Required task: What is the number of lines containing the word "circle"? Please answer with that number and nothing more.

Input material:

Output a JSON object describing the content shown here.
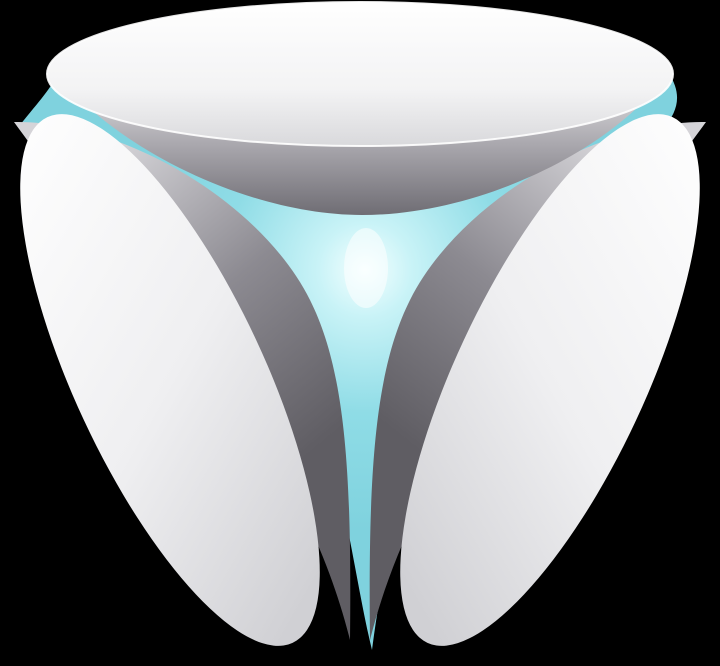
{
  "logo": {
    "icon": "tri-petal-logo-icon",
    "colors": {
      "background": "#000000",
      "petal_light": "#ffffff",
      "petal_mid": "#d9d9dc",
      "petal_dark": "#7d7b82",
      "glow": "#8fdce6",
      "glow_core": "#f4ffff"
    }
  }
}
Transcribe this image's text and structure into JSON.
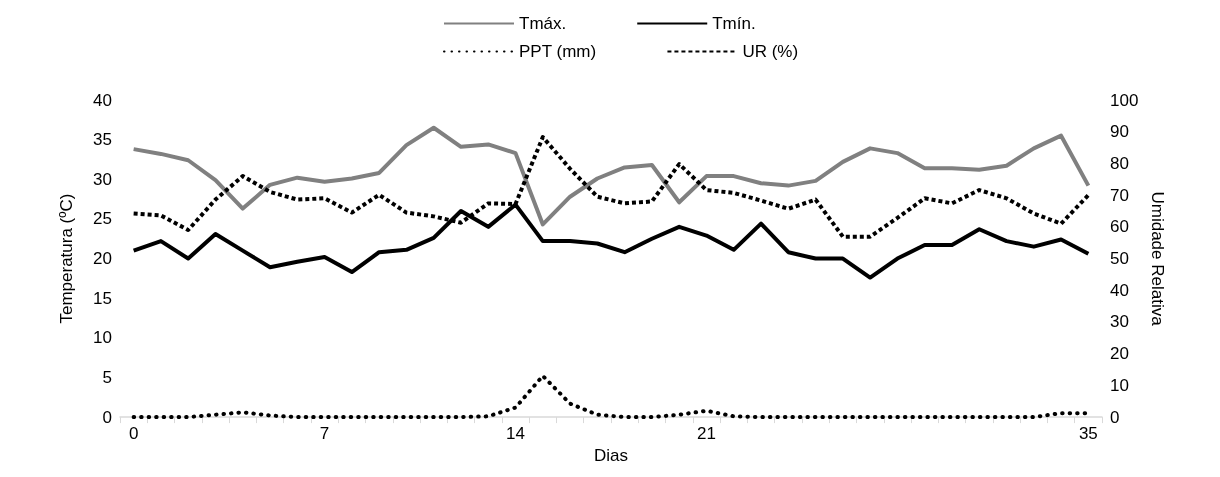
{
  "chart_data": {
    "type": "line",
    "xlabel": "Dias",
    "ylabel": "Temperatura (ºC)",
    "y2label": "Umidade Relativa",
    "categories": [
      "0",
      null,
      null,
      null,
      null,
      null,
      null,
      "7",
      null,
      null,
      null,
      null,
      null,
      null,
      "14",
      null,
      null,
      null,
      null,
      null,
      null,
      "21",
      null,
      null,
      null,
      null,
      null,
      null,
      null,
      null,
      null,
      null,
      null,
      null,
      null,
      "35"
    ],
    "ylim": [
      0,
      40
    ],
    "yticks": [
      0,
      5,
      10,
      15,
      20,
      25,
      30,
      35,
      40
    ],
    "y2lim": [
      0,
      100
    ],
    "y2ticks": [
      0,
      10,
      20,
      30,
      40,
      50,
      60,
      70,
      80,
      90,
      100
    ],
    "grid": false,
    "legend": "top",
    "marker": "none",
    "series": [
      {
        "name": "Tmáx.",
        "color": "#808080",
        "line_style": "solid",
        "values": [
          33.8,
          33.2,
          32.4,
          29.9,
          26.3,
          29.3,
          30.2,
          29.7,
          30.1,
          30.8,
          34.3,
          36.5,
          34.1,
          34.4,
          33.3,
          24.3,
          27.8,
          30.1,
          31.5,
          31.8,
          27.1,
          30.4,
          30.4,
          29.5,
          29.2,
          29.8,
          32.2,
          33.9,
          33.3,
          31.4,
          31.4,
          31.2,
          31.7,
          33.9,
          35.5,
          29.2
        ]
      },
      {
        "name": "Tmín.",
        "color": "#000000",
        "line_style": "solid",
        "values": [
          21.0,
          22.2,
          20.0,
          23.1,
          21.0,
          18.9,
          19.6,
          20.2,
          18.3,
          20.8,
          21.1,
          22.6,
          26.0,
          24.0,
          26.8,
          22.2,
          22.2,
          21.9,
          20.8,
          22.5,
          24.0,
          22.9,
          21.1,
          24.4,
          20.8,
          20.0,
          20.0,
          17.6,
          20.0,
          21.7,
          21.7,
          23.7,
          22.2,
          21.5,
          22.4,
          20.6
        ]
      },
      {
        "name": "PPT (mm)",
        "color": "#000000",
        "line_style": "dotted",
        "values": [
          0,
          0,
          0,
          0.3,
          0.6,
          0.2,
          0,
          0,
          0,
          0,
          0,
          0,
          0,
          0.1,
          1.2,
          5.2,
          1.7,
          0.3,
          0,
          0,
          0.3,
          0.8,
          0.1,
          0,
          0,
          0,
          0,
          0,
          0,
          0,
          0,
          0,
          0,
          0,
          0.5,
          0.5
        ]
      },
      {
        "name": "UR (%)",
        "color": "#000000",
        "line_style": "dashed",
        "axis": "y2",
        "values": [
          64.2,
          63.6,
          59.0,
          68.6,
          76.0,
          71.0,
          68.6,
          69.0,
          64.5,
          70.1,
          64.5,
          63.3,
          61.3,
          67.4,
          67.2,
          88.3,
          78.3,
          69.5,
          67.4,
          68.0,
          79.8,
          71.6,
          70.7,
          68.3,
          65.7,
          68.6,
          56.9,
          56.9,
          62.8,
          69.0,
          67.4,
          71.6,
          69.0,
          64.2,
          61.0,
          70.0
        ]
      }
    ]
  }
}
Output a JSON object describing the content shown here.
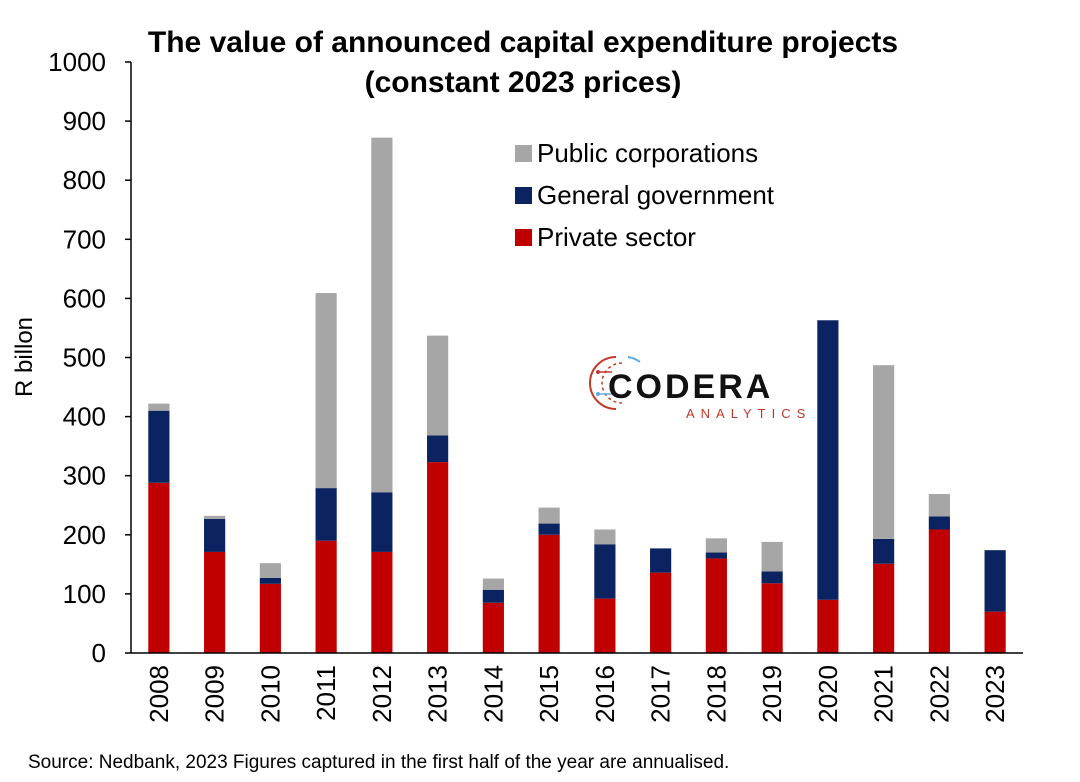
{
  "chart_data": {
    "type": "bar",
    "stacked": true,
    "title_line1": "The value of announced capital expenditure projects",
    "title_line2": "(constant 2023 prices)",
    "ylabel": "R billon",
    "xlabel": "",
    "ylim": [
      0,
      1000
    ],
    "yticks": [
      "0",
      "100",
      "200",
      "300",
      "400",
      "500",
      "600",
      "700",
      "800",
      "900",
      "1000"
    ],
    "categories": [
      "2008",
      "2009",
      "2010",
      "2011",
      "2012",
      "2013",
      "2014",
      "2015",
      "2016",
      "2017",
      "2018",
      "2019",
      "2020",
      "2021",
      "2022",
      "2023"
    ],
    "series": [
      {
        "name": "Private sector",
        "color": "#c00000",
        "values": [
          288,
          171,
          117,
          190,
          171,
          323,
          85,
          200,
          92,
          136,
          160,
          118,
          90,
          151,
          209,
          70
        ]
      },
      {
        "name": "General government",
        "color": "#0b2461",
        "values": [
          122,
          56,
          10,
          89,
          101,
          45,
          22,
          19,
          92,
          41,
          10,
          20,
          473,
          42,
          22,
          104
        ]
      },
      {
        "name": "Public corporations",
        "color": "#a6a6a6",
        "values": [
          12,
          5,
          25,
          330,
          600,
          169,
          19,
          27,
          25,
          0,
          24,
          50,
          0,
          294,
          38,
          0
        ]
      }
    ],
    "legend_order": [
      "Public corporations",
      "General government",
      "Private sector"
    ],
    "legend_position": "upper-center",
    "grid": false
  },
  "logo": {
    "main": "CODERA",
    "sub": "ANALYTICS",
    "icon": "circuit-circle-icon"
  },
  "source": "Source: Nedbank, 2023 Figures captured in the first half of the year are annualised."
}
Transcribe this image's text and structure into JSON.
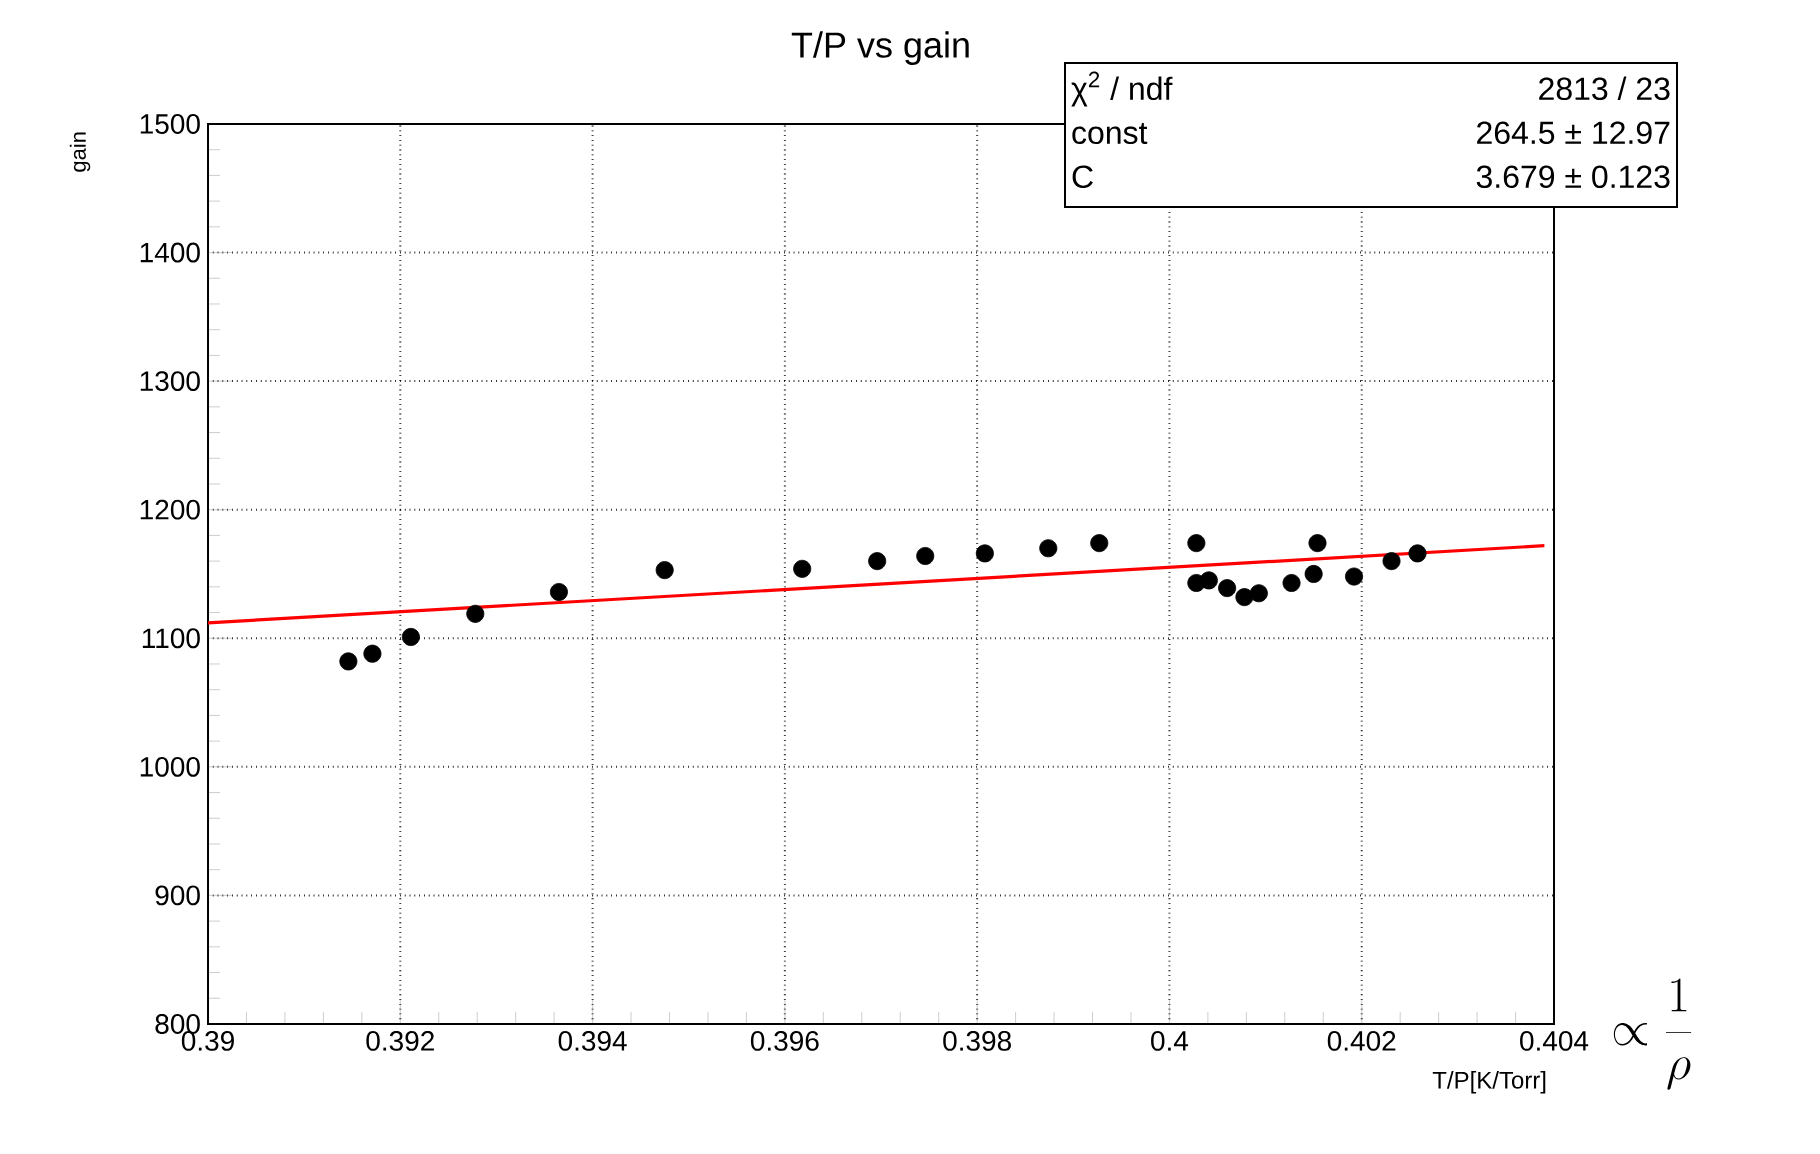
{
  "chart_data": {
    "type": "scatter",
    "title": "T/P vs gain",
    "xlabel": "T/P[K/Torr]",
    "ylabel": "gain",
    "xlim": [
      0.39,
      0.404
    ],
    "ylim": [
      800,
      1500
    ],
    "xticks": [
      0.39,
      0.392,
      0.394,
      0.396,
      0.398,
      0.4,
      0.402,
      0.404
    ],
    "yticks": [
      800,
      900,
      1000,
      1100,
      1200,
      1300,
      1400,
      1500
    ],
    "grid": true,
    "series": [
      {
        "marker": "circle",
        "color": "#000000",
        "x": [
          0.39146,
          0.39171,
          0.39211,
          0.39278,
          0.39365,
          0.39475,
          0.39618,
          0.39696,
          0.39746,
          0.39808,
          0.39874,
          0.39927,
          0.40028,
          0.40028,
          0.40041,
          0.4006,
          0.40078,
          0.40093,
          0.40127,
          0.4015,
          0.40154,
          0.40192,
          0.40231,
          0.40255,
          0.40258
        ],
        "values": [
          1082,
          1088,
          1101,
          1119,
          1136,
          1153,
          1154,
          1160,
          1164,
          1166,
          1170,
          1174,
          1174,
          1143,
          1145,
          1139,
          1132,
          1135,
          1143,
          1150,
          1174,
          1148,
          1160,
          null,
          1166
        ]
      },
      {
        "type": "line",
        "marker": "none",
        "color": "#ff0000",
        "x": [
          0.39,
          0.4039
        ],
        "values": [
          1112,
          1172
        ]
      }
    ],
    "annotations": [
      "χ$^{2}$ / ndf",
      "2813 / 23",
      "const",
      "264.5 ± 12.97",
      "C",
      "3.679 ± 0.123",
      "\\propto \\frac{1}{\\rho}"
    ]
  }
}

Result for this exercise: 2